■ Required task
Copy out the data below verbatim.

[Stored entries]

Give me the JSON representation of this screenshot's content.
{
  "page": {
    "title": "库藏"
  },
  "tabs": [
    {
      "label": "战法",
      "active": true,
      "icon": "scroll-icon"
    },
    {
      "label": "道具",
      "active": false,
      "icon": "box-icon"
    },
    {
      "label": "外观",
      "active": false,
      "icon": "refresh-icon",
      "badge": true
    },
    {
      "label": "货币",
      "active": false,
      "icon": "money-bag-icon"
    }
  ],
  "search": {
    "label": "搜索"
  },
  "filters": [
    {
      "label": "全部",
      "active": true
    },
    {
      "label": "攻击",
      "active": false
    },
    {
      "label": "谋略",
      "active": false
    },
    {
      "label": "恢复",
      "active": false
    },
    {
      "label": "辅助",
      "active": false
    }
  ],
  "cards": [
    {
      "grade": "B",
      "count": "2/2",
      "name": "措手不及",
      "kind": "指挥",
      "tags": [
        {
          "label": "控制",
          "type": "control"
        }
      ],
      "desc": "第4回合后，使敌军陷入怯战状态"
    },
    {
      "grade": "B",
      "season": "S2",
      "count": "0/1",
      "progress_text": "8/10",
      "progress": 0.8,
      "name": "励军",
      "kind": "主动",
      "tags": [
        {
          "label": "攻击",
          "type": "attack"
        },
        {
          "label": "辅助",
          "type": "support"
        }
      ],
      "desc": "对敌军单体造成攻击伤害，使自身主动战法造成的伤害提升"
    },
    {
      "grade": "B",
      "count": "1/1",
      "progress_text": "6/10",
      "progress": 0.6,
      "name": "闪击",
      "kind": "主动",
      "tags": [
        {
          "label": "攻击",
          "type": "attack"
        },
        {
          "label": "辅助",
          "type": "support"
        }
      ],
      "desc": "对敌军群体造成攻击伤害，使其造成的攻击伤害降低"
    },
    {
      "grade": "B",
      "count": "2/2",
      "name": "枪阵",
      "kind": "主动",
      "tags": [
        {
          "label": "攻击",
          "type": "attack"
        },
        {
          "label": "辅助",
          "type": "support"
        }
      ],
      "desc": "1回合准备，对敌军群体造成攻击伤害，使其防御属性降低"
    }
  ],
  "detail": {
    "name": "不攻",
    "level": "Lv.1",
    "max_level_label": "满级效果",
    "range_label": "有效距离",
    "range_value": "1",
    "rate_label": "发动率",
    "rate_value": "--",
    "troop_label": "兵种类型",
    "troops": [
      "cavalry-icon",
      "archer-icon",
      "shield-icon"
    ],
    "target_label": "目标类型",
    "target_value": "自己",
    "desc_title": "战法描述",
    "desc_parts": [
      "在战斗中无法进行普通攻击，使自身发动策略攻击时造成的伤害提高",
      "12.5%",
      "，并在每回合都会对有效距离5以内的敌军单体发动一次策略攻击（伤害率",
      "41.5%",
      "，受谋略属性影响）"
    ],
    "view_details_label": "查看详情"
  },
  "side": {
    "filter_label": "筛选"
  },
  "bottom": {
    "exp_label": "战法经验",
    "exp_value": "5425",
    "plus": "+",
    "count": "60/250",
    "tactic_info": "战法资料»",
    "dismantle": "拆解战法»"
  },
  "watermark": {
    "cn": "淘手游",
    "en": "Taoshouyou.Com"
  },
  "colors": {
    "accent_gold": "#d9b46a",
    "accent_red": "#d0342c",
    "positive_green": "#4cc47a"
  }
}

■ Reply
Give me the JSON representation of this screenshot's content.
{
  "page": {
    "title": "库藏"
  },
  "tabs": [
    {
      "label": "战法",
      "active": true,
      "icon": "scroll-icon"
    },
    {
      "label": "道具",
      "active": false,
      "icon": "box-icon"
    },
    {
      "label": "外观",
      "active": false,
      "icon": "refresh-icon",
      "badge": true
    },
    {
      "label": "货币",
      "active": false,
      "icon": "money-bag-icon"
    }
  ],
  "search": {
    "label": "搜索"
  },
  "filters": [
    {
      "label": "全部",
      "active": true
    },
    {
      "label": "攻击",
      "active": false
    },
    {
      "label": "谋略",
      "active": false
    },
    {
      "label": "恢复",
      "active": false
    },
    {
      "label": "辅助",
      "active": false
    }
  ],
  "cards": [
    {
      "grade": "B",
      "count": "2/2",
      "name": "措手不及",
      "kind": "指挥",
      "tags": [
        {
          "label": "控制",
          "type": "control"
        }
      ],
      "desc": "第4回合后，使敌军陷入怯战状态"
    },
    {
      "grade": "B",
      "season": "S2",
      "count": "0/1",
      "progress_text": "8/10",
      "progress": 0.8,
      "name": "励军",
      "kind": "主动",
      "tags": [
        {
          "label": "攻击",
          "type": "attack"
        },
        {
          "label": "辅助",
          "type": "support"
        }
      ],
      "desc": "对敌军单体造成攻击伤害，使自身主动战法造成的伤害提升"
    },
    {
      "grade": "B",
      "count": "1/1",
      "progress_text": "6/10",
      "progress": 0.6,
      "name": "闪击",
      "kind": "主动",
      "tags": [
        {
          "label": "攻击",
          "type": "attack"
        },
        {
          "label": "辅助",
          "type": "support"
        }
      ],
      "desc": "对敌军群体造成攻击伤害，使其造成的攻击伤害降低"
    },
    {
      "grade": "B",
      "count": "2/2",
      "name": "枪阵",
      "kind": "主动",
      "tags": [
        {
          "label": "攻击",
          "type": "attack"
        },
        {
          "label": "辅助",
          "type": "support"
        }
      ],
      "desc": "1回合准备，对敌军群体造成攻击伤害，使其防御属性降低"
    }
  ],
  "detail": {
    "name": "不攻",
    "level": "Lv.1",
    "max_level_label": "满级效果",
    "range_label": "有效距离",
    "range_value": "1",
    "rate_label": "发动率",
    "rate_value": "--",
    "troop_label": "兵种类型",
    "troops": [
      "cavalry-icon",
      "archer-icon",
      "shield-icon"
    ],
    "target_label": "目标类型",
    "target_value": "自己",
    "desc_title": "战法描述",
    "desc_parts": [
      "在战斗中无法进行普通攻击，使自身发动策略攻击时造成的伤害提高",
      "12.5%",
      "，并在每回合都会对有效距离5以内的敌军单体发动一次策略攻击（伤害率",
      "41.5%",
      "，受谋略属性影响）"
    ],
    "view_details_label": "查看详情"
  },
  "side": {
    "filter_label": "筛选"
  },
  "bottom": {
    "exp_label": "战法经验",
    "exp_value": "5425",
    "plus": "+",
    "count": "60/250",
    "tactic_info": "战法资料»",
    "dismantle": "拆解战法»"
  },
  "watermark": {
    "cn": "淘手游",
    "en": "Taoshouyou.Com"
  },
  "colors": {
    "accent_gold": "#d9b46a",
    "accent_red": "#d0342c",
    "positive_green": "#4cc47a"
  }
}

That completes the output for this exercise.